» Exercise material
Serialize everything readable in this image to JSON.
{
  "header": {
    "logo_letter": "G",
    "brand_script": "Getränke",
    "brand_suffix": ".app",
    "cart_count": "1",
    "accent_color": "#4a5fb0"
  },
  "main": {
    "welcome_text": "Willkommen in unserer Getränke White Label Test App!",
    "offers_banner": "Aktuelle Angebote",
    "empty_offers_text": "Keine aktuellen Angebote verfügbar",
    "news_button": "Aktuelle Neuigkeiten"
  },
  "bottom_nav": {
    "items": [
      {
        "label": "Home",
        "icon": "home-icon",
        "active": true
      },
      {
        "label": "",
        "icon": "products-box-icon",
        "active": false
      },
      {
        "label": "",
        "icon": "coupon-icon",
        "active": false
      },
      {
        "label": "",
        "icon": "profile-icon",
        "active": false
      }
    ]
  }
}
* * *
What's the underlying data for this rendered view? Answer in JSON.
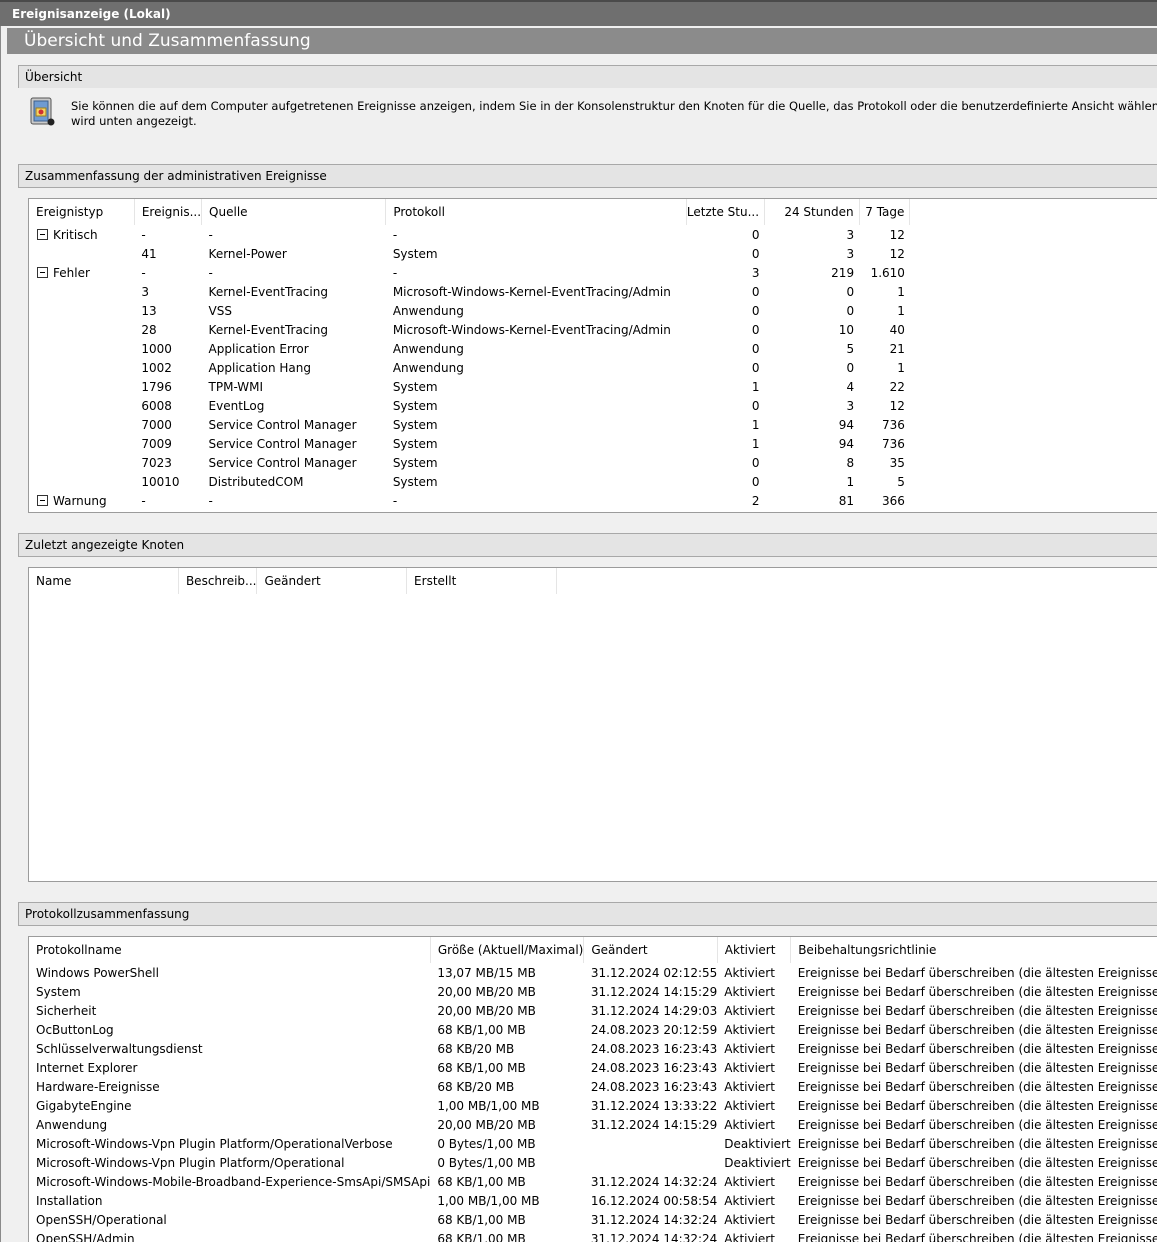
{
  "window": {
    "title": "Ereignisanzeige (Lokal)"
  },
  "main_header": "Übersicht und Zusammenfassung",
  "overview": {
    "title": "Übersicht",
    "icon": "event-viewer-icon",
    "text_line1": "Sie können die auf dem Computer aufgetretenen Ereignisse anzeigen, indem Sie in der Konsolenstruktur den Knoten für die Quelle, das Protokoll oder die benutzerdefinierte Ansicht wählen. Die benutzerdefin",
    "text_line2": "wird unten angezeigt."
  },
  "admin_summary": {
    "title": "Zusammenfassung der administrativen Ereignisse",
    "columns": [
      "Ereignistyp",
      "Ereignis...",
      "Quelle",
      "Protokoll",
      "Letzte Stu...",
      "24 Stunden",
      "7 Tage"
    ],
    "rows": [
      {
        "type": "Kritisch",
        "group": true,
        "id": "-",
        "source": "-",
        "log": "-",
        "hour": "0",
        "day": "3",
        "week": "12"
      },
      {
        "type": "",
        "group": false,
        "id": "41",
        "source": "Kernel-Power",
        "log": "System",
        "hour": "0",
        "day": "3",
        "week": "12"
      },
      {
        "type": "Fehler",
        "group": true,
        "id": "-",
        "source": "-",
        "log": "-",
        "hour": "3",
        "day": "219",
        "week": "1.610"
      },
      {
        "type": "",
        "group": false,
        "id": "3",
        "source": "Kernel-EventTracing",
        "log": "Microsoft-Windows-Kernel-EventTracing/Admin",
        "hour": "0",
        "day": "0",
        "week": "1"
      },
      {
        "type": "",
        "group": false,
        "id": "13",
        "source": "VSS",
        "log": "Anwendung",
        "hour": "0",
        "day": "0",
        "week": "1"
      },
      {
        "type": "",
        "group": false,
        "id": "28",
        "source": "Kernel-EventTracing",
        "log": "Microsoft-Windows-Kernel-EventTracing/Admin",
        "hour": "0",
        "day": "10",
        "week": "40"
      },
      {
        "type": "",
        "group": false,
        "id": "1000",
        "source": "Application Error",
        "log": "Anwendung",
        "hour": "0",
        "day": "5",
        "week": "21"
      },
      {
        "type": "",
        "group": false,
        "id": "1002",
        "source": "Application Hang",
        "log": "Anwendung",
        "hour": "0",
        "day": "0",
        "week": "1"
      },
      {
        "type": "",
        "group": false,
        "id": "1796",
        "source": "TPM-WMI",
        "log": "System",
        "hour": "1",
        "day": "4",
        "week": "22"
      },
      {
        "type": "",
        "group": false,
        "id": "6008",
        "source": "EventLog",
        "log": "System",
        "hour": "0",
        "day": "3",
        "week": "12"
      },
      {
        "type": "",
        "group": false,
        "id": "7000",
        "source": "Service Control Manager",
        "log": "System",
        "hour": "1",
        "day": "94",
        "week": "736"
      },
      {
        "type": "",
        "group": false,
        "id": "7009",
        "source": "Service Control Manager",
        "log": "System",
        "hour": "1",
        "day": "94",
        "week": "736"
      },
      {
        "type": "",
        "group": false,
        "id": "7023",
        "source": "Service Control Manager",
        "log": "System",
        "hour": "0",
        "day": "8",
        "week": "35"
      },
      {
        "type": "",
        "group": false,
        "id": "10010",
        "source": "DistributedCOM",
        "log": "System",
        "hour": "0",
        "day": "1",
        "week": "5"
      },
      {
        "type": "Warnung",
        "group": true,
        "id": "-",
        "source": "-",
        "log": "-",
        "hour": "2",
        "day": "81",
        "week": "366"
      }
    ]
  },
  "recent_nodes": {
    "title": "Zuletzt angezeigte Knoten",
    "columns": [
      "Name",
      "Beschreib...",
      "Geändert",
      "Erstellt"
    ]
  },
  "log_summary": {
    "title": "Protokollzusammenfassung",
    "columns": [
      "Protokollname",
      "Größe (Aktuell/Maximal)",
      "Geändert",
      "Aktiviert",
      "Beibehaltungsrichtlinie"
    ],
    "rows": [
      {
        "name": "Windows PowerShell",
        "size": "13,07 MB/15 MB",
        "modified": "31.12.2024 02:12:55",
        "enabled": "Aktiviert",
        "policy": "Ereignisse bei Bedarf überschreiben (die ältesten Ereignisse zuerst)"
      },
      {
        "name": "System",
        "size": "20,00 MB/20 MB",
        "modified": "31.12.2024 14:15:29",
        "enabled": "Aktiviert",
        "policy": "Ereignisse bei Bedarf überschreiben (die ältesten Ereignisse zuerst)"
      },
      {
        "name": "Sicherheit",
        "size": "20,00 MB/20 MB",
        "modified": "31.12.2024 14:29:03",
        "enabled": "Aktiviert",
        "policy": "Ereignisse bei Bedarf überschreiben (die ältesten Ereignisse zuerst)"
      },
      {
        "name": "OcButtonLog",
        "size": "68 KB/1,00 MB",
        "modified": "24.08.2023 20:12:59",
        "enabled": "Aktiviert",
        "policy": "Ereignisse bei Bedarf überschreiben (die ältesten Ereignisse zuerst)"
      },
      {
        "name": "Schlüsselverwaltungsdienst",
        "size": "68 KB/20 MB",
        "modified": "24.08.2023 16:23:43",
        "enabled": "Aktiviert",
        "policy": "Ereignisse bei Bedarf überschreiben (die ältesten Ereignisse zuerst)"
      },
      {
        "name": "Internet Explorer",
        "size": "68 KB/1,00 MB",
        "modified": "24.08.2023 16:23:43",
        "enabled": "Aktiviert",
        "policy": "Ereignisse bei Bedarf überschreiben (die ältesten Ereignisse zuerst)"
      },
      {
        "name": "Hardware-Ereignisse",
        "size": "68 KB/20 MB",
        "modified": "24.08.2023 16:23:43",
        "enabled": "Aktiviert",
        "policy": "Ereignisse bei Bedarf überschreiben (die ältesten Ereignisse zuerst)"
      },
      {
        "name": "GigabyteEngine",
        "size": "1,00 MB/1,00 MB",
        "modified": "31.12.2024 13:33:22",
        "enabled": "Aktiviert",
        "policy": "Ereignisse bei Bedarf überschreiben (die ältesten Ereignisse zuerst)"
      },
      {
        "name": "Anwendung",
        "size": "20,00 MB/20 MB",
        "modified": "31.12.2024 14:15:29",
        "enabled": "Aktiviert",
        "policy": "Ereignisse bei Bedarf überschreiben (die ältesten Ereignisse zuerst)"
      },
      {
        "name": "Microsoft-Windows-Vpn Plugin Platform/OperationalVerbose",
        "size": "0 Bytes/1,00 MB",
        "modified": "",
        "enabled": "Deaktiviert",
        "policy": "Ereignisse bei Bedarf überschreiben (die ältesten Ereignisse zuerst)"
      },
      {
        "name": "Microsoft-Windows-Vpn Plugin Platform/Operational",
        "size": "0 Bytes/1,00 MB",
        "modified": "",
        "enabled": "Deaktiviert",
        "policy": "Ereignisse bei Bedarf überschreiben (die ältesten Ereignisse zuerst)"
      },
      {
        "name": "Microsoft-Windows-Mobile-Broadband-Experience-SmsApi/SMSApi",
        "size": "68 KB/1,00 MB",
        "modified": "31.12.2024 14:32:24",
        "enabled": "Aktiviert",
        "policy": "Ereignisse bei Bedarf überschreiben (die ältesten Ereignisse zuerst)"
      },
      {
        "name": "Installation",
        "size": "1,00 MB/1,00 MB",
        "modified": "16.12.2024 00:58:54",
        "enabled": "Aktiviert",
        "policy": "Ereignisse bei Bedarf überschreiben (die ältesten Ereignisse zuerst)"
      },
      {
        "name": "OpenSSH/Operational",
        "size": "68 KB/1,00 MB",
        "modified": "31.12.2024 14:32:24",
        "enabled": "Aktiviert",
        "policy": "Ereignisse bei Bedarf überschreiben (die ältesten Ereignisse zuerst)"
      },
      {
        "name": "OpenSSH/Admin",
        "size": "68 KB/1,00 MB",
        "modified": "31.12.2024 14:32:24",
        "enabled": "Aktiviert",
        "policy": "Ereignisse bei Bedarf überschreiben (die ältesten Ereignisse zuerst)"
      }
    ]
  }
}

» Written request
Pull every line containing the word "Getränke" out of the entries above.

» Finished answer
    "brand_script": "Getränke",
    "welcome_text": "Willkommen in unserer Getränke White Label Test App!",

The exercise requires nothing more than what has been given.